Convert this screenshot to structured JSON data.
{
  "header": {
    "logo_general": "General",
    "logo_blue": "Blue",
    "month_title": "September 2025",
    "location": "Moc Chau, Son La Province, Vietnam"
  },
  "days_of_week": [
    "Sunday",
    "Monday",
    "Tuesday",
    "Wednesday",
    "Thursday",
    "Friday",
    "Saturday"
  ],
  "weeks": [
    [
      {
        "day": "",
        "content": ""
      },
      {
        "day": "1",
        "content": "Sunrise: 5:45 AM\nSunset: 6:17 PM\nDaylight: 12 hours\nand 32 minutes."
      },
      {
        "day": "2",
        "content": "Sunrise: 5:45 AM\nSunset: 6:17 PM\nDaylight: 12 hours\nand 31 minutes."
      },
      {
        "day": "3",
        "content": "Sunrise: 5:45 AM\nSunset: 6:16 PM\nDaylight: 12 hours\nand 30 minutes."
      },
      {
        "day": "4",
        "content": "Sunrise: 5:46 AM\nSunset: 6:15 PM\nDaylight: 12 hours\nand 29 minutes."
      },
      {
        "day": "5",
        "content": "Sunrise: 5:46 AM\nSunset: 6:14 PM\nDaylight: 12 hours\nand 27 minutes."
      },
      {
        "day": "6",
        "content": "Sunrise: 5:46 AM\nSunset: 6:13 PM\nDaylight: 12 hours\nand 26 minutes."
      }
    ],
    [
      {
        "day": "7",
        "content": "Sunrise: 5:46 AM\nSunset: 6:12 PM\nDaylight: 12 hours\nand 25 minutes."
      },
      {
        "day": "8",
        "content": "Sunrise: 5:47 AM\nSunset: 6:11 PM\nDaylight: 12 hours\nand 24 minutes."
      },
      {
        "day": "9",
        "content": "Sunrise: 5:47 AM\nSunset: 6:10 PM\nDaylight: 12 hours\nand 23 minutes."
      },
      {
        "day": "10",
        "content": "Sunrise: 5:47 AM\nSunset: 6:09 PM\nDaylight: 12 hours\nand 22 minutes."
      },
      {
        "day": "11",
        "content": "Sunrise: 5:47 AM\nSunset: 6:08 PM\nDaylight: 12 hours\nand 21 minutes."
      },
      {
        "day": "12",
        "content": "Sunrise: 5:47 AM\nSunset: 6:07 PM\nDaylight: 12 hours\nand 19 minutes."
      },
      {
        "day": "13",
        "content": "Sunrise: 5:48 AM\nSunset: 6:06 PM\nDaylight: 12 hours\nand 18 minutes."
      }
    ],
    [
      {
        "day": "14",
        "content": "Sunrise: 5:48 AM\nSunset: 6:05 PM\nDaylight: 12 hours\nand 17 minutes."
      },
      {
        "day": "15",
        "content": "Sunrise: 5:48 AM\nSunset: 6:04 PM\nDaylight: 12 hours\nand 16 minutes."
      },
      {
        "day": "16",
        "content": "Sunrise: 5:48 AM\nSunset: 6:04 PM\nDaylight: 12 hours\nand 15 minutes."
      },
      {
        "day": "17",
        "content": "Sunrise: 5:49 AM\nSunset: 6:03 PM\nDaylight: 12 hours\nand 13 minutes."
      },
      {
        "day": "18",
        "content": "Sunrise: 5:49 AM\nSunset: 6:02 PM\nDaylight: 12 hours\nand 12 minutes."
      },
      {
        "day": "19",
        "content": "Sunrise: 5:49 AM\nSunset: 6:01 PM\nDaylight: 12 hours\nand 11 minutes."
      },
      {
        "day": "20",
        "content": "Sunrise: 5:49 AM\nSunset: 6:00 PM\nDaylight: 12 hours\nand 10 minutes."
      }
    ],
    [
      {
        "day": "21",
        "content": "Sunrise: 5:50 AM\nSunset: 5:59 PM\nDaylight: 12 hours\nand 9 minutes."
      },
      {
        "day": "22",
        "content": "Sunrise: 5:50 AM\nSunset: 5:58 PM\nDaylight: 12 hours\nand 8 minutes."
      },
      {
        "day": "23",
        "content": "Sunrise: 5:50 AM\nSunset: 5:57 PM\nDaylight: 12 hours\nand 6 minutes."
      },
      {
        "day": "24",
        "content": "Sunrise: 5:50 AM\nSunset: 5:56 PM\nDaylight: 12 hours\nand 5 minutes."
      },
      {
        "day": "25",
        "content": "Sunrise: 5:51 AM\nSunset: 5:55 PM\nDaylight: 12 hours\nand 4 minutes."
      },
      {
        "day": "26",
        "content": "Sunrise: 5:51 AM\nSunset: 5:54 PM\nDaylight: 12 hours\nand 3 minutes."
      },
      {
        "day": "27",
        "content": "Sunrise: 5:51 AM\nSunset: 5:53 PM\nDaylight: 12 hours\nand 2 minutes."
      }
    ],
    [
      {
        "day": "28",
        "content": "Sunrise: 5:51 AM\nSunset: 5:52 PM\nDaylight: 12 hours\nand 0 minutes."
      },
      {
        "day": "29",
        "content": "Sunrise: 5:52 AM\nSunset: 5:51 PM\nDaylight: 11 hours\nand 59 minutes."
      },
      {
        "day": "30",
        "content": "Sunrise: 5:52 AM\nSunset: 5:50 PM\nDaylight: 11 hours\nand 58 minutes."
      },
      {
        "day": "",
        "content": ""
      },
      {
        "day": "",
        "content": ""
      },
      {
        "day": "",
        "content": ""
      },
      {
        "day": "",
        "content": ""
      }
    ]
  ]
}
══════════
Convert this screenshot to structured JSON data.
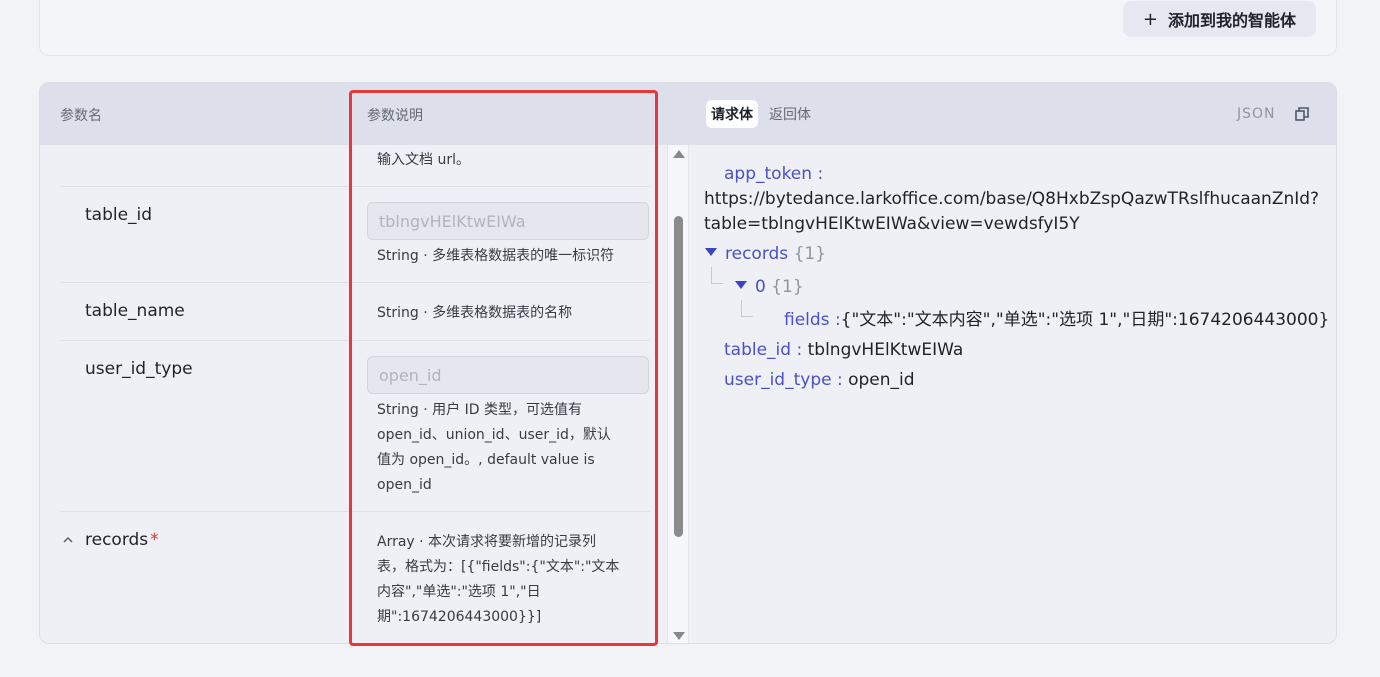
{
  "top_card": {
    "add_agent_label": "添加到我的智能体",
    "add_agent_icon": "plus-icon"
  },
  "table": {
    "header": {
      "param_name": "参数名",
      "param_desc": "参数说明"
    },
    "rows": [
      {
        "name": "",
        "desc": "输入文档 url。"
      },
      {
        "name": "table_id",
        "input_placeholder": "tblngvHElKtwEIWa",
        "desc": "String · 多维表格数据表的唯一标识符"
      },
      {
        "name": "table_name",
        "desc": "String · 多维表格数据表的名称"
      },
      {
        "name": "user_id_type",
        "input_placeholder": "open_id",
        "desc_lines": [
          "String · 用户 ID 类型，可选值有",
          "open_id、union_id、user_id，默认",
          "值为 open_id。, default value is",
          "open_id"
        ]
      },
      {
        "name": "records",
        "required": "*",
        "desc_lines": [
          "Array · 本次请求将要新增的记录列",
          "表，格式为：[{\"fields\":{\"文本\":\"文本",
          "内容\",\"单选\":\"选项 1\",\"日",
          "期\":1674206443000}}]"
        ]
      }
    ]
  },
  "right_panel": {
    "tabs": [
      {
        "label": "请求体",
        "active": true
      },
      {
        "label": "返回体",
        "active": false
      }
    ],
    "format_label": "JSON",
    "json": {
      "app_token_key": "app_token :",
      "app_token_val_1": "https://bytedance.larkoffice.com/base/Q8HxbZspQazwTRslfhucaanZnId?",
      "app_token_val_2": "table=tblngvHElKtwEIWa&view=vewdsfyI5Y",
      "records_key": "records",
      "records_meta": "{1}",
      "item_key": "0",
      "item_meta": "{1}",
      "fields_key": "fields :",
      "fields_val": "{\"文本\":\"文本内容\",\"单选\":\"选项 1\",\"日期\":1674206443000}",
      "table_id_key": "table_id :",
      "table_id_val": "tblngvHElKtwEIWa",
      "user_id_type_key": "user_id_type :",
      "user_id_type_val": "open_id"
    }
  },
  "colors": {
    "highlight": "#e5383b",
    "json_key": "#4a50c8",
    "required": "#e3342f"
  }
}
══════════
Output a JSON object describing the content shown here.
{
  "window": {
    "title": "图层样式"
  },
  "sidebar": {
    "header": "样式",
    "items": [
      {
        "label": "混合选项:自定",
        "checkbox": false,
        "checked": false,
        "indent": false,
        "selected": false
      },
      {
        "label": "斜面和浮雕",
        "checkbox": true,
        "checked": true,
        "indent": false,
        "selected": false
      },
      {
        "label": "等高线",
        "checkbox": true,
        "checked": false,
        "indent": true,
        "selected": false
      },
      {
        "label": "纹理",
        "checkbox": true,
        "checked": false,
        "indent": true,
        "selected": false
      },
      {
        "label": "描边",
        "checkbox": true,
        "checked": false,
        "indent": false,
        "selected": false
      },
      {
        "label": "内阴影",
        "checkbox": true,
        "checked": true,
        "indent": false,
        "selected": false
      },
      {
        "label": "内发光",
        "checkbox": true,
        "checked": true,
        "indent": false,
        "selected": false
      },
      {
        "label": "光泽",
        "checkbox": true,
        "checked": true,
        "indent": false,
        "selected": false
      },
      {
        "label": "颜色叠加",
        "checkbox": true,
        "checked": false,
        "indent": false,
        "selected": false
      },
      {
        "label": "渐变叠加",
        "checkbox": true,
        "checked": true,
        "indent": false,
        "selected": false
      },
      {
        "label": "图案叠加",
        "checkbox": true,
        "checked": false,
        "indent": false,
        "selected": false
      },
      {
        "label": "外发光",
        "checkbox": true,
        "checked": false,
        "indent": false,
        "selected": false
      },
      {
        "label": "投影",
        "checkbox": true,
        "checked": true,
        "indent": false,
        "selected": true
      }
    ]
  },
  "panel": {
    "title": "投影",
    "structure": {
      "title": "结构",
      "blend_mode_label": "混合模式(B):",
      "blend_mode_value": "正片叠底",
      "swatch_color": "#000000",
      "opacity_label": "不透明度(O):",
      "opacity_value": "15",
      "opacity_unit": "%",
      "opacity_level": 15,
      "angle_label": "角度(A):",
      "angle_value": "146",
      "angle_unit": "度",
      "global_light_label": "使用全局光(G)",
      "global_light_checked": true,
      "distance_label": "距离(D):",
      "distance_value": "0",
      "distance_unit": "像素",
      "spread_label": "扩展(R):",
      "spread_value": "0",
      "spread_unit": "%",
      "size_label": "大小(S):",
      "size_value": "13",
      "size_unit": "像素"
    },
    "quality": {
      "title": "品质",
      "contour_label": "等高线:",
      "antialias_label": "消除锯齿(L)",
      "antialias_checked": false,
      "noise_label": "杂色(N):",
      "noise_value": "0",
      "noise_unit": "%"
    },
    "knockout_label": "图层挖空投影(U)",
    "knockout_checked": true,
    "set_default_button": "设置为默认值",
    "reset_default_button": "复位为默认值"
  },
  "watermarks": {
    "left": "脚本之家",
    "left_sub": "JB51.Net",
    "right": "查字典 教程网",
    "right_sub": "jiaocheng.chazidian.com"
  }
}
══════════
Written exercise> Make a tally of the lines in this data that include the string "tblngvHElKtwEIWa", and answer with that tally alone.

The reply> 3